§ **DO THIS**: Write out the full listing again, exactly as it stands.

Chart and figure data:

----------

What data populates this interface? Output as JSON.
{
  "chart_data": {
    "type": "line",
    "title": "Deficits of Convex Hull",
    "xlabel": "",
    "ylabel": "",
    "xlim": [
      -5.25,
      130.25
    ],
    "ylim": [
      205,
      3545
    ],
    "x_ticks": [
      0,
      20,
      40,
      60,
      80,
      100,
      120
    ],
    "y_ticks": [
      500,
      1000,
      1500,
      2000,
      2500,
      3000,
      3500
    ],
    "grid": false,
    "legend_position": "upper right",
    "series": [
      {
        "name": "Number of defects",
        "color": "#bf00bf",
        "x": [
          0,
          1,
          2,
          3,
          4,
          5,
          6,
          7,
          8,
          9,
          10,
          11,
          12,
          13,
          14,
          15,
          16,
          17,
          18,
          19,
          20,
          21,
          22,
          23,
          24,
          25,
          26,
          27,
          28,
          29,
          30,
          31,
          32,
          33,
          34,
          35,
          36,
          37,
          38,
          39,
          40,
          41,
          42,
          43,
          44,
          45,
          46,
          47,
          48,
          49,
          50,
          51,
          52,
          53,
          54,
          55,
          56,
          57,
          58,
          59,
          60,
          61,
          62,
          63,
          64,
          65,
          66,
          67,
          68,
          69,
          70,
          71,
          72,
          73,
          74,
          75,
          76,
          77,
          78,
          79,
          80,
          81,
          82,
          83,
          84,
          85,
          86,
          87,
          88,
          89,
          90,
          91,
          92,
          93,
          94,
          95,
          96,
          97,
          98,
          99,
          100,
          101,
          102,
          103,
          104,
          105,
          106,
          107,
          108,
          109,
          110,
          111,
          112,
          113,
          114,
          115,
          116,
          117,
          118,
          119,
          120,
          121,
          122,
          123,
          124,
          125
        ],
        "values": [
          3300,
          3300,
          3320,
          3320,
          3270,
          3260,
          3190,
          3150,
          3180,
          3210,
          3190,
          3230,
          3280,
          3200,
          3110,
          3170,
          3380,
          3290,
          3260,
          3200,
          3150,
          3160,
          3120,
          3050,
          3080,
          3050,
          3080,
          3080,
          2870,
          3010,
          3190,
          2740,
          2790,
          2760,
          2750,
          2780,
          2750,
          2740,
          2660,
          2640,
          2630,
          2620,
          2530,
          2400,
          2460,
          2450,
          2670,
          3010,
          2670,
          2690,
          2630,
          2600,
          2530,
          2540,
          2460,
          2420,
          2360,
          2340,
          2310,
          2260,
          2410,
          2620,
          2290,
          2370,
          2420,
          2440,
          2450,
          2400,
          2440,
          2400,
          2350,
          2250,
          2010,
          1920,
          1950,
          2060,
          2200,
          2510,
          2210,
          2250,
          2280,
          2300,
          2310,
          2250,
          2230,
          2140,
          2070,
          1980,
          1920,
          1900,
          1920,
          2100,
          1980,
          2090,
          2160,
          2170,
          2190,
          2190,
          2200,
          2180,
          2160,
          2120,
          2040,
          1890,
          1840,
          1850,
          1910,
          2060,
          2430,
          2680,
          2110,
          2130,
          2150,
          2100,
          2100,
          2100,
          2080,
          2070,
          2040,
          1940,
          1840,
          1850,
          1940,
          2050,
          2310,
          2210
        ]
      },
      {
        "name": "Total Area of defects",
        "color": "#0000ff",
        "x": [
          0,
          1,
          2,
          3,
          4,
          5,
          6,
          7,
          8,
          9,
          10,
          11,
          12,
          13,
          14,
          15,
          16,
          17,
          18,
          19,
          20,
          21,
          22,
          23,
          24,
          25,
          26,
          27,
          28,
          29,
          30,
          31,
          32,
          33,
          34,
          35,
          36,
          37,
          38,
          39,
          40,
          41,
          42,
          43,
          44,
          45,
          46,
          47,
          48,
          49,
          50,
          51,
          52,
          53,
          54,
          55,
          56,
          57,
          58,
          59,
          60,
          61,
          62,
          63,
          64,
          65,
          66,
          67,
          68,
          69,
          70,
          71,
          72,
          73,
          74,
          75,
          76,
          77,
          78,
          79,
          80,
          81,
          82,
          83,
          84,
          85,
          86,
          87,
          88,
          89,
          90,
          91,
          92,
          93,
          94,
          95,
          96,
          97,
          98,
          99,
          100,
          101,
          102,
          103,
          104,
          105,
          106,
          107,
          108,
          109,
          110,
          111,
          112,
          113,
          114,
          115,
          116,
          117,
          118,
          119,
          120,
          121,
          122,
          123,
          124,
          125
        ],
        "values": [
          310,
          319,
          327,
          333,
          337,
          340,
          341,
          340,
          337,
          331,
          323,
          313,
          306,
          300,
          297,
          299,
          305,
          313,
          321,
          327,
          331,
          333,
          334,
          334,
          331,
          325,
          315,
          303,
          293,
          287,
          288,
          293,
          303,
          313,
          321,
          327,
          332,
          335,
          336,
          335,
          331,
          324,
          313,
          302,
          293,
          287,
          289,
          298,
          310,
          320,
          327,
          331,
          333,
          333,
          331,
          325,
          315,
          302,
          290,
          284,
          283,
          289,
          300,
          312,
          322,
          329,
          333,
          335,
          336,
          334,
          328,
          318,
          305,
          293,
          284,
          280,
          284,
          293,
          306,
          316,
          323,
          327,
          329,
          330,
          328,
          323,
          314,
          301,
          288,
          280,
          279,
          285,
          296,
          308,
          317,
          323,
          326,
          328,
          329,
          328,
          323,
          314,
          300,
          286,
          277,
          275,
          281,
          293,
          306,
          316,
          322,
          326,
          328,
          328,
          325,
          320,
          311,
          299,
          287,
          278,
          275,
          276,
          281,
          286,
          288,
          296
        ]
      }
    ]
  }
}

----------

§ **REPLY**:
What data populates this interface? Output as JSON.
{
  "chart_data": {
    "type": "line",
    "title": "Deficits of Convex Hull",
    "xlabel": "",
    "ylabel": "",
    "xlim": [
      -5.25,
      130.25
    ],
    "ylim": [
      205,
      3545
    ],
    "x_ticks": [
      0,
      20,
      40,
      60,
      80,
      100,
      120
    ],
    "y_ticks": [
      500,
      1000,
      1500,
      2000,
      2500,
      3000,
      3500
    ],
    "grid": false,
    "legend_position": "upper right",
    "series": [
      {
        "name": "Number of defects",
        "color": "#bf00bf",
        "x": [
          0,
          1,
          2,
          3,
          4,
          5,
          6,
          7,
          8,
          9,
          10,
          11,
          12,
          13,
          14,
          15,
          16,
          17,
          18,
          19,
          20,
          21,
          22,
          23,
          24,
          25,
          26,
          27,
          28,
          29,
          30,
          31,
          32,
          33,
          34,
          35,
          36,
          37,
          38,
          39,
          40,
          41,
          42,
          43,
          44,
          45,
          46,
          47,
          48,
          49,
          50,
          51,
          52,
          53,
          54,
          55,
          56,
          57,
          58,
          59,
          60,
          61,
          62,
          63,
          64,
          65,
          66,
          67,
          68,
          69,
          70,
          71,
          72,
          73,
          74,
          75,
          76,
          77,
          78,
          79,
          80,
          81,
          82,
          83,
          84,
          85,
          86,
          87,
          88,
          89,
          90,
          91,
          92,
          93,
          94,
          95,
          96,
          97,
          98,
          99,
          100,
          101,
          102,
          103,
          104,
          105,
          106,
          107,
          108,
          109,
          110,
          111,
          112,
          113,
          114,
          115,
          116,
          117,
          118,
          119,
          120,
          121,
          122,
          123,
          124,
          125
        ],
        "values": [
          3300,
          3300,
          3320,
          3320,
          3270,
          3260,
          3190,
          3150,
          3180,
          3210,
          3190,
          3230,
          3280,
          3200,
          3110,
          3170,
          3380,
          3290,
          3260,
          3200,
          3150,
          3160,
          3120,
          3050,
          3080,
          3050,
          3080,
          3080,
          2870,
          3010,
          3190,
          2740,
          2790,
          2760,
          2750,
          2780,
          2750,
          2740,
          2660,
          2640,
          2630,
          2620,
          2530,
          2400,
          2460,
          2450,
          2670,
          3010,
          2670,
          2690,
          2630,
          2600,
          2530,
          2540,
          2460,
          2420,
          2360,
          2340,
          2310,
          2260,
          2410,
          2620,
          2290,
          2370,
          2420,
          2440,
          2450,
          2400,
          2440,
          2400,
          2350,
          2250,
          2010,
          1920,
          1950,
          2060,
          2200,
          2510,
          2210,
          2250,
          2280,
          2300,
          2310,
          2250,
          2230,
          2140,
          2070,
          1980,
          1920,
          1900,
          1920,
          2100,
          1980,
          2090,
          2160,
          2170,
          2190,
          2190,
          2200,
          2180,
          2160,
          2120,
          2040,
          1890,
          1840,
          1850,
          1910,
          2060,
          2430,
          2680,
          2110,
          2130,
          2150,
          2100,
          2100,
          2100,
          2080,
          2070,
          2040,
          1940,
          1840,
          1850,
          1940,
          2050,
          2310,
          2210
        ]
      },
      {
        "name": "Total Area of defects",
        "color": "#0000ff",
        "x": [
          0,
          1,
          2,
          3,
          4,
          5,
          6,
          7,
          8,
          9,
          10,
          11,
          12,
          13,
          14,
          15,
          16,
          17,
          18,
          19,
          20,
          21,
          22,
          23,
          24,
          25,
          26,
          27,
          28,
          29,
          30,
          31,
          32,
          33,
          34,
          35,
          36,
          37,
          38,
          39,
          40,
          41,
          42,
          43,
          44,
          45,
          46,
          47,
          48,
          49,
          50,
          51,
          52,
          53,
          54,
          55,
          56,
          57,
          58,
          59,
          60,
          61,
          62,
          63,
          64,
          65,
          66,
          67,
          68,
          69,
          70,
          71,
          72,
          73,
          74,
          75,
          76,
          77,
          78,
          79,
          80,
          81,
          82,
          83,
          84,
          85,
          86,
          87,
          88,
          89,
          90,
          91,
          92,
          93,
          94,
          95,
          96,
          97,
          98,
          99,
          100,
          101,
          102,
          103,
          104,
          105,
          106,
          107,
          108,
          109,
          110,
          111,
          112,
          113,
          114,
          115,
          116,
          117,
          118,
          119,
          120,
          121,
          122,
          123,
          124,
          125
        ],
        "values": [
          310,
          319,
          327,
          333,
          337,
          340,
          341,
          340,
          337,
          331,
          323,
          313,
          306,
          300,
          297,
          299,
          305,
          313,
          321,
          327,
          331,
          333,
          334,
          334,
          331,
          325,
          315,
          303,
          293,
          287,
          288,
          293,
          303,
          313,
          321,
          327,
          332,
          335,
          336,
          335,
          331,
          324,
          313,
          302,
          293,
          287,
          289,
          298,
          310,
          320,
          327,
          331,
          333,
          333,
          331,
          325,
          315,
          302,
          290,
          284,
          283,
          289,
          300,
          312,
          322,
          329,
          333,
          335,
          336,
          334,
          328,
          318,
          305,
          293,
          284,
          280,
          284,
          293,
          306,
          316,
          323,
          327,
          329,
          330,
          328,
          323,
          314,
          301,
          288,
          280,
          279,
          285,
          296,
          308,
          317,
          323,
          326,
          328,
          329,
          328,
          323,
          314,
          300,
          286,
          277,
          275,
          281,
          293,
          306,
          316,
          322,
          326,
          328,
          328,
          325,
          320,
          311,
          299,
          287,
          278,
          275,
          276,
          281,
          286,
          288,
          296
        ]
      }
    ]
  }
}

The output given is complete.